• Problem to work on: Provide only the number of lines where "name" occurs.
········
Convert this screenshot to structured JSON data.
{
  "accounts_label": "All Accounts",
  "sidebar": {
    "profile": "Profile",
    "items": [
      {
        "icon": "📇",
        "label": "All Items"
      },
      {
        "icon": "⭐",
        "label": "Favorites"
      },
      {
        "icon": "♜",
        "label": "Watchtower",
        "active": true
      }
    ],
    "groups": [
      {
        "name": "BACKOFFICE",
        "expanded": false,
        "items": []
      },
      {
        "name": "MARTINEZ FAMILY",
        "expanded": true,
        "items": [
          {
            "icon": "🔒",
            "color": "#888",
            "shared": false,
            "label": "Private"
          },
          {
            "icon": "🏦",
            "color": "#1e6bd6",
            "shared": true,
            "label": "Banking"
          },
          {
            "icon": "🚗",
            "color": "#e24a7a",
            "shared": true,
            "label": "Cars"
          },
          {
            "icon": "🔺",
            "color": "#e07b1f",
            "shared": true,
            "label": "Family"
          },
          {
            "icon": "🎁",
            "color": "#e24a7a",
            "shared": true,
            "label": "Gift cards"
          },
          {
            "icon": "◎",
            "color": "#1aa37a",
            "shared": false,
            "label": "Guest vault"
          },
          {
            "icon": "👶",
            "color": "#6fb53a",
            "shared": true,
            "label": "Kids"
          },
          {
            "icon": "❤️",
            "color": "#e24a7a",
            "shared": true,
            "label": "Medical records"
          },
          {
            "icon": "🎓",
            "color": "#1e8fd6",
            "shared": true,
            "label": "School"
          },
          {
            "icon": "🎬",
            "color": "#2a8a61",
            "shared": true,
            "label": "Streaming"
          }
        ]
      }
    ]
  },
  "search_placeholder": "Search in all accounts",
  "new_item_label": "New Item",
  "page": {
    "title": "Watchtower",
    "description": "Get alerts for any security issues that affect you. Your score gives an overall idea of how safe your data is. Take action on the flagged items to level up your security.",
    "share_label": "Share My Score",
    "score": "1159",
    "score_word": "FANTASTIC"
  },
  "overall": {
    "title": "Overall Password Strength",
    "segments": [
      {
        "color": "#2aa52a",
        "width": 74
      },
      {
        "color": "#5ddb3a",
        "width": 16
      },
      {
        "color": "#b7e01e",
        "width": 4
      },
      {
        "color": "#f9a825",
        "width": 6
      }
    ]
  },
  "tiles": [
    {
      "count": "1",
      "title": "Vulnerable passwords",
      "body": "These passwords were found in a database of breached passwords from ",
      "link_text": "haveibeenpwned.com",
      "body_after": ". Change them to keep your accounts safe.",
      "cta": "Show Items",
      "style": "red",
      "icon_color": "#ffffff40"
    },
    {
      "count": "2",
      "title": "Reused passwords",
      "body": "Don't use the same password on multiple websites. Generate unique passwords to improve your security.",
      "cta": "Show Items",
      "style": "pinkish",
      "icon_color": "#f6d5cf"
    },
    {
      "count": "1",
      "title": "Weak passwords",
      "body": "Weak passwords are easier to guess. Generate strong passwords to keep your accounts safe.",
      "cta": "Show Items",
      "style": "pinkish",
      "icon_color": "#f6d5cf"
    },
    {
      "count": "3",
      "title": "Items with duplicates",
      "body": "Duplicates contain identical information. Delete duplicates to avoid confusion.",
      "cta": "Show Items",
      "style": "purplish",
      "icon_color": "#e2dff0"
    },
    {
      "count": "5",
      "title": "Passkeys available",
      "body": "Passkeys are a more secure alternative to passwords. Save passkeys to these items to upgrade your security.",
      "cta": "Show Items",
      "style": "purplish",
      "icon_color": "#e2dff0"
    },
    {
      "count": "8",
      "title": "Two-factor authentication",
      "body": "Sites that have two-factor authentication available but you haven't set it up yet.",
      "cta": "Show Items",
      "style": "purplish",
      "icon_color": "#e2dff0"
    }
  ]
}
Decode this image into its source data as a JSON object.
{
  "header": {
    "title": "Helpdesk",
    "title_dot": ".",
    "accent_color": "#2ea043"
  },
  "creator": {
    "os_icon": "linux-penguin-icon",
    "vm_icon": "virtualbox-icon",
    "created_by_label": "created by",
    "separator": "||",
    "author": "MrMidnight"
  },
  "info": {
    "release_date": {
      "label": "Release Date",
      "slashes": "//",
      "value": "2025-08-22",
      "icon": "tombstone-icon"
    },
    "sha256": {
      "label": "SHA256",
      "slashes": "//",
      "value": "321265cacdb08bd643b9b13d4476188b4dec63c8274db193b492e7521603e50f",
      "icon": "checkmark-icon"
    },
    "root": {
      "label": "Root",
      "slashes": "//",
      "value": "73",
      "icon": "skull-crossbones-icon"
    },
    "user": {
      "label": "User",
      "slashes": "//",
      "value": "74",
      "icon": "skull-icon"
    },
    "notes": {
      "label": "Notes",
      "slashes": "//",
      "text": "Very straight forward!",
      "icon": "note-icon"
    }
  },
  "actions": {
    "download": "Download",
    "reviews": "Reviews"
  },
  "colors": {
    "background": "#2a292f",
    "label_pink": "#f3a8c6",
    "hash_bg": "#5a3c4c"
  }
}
········
• The completed task: 2